*PROMPT*:
Rewrite the passage on Finch's coaching career starting at "On February 4, 2024, Finch" and ending at "of the game.", changing "patellar tendon rupture" to "torn patellar tendon".

*EXCERPT PROVIDED*:
On February 4, 2024, Finch was named the head coach of the Western Conference at the 2024 NBA All-Star Game. On April 21, 2024, he was named a top-three finalist for NBA Coach of the Year. With 1:41 remaining in Game 4 of the Timberwolves' 2024 first-round series victory over the Phoenix Suns, Finch suffered a patellar tendon rupture after Timberwolves guard Mike Conley collided with him. Conley was fouled and forced into Finch by Phoenix Suns guard Devin Booker. Assistant coach Micah Nori took over as interim head coach for the rest of the game.

Finch then led the Timberwolves to the largest Game 7 comeback in NBA history, overcoming a 20-point deficit to beat the reigning champion Denver Nuggets. They went on to fall to the Dallas Mavericks 4 to 1 in the Western Conference Finals. On June 24, 2024, he signed a multi-year extension.

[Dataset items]
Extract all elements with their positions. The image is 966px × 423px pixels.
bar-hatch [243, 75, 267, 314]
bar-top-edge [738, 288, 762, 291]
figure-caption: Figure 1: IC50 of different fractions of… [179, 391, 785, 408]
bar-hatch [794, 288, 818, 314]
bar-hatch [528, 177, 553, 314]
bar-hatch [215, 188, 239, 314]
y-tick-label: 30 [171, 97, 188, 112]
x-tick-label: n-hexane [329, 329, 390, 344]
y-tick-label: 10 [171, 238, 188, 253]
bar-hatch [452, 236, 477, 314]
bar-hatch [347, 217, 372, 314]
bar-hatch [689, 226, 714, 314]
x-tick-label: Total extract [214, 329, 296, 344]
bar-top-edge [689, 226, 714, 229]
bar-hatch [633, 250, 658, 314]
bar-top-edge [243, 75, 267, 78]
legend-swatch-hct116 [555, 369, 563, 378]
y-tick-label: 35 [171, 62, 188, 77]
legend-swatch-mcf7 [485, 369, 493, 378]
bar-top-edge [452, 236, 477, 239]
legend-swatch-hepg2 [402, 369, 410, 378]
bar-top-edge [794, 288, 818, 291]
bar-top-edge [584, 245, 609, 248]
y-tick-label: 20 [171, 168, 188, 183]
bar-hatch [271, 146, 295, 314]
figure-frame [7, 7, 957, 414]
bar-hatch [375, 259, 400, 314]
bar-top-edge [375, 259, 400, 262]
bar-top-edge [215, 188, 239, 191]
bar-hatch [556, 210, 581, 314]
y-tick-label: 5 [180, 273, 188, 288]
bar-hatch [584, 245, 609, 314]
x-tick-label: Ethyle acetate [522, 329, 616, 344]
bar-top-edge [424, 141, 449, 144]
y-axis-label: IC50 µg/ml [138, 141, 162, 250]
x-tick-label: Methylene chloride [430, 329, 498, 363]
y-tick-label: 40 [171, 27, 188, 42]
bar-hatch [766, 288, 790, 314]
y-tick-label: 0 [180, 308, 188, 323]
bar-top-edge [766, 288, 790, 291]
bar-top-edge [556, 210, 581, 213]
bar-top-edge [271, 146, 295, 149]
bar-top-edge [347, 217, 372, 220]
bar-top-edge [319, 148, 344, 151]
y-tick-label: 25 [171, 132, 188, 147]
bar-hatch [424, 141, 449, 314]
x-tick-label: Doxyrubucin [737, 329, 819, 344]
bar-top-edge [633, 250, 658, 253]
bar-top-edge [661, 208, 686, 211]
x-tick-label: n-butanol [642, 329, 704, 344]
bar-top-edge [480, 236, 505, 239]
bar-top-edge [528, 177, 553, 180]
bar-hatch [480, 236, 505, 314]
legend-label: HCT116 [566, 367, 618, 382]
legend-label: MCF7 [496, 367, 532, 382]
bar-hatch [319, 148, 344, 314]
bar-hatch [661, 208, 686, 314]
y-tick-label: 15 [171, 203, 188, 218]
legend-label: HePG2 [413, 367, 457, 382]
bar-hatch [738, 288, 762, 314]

*EXERCISE ANSWER*:
On February 4, 2024, Finch was named the head coach of the Western Conference at the 2024 NBA All-Star Game. On April 21, 2024, he was named a top-three finalist for NBA Coach of the Year. With 1:41 remaining in Game 4 of the Timberwolves' 2024 first-round series victory over the Phoenix Suns, Finch suffered a torn patellar tendon after Timberwolves guard Mike Conley collided with him. Conley was fouled and forced into Finch by Phoenix Suns guard Devin Booker. Assistant coach Micah Nori took over as interim head coach for the rest of the game.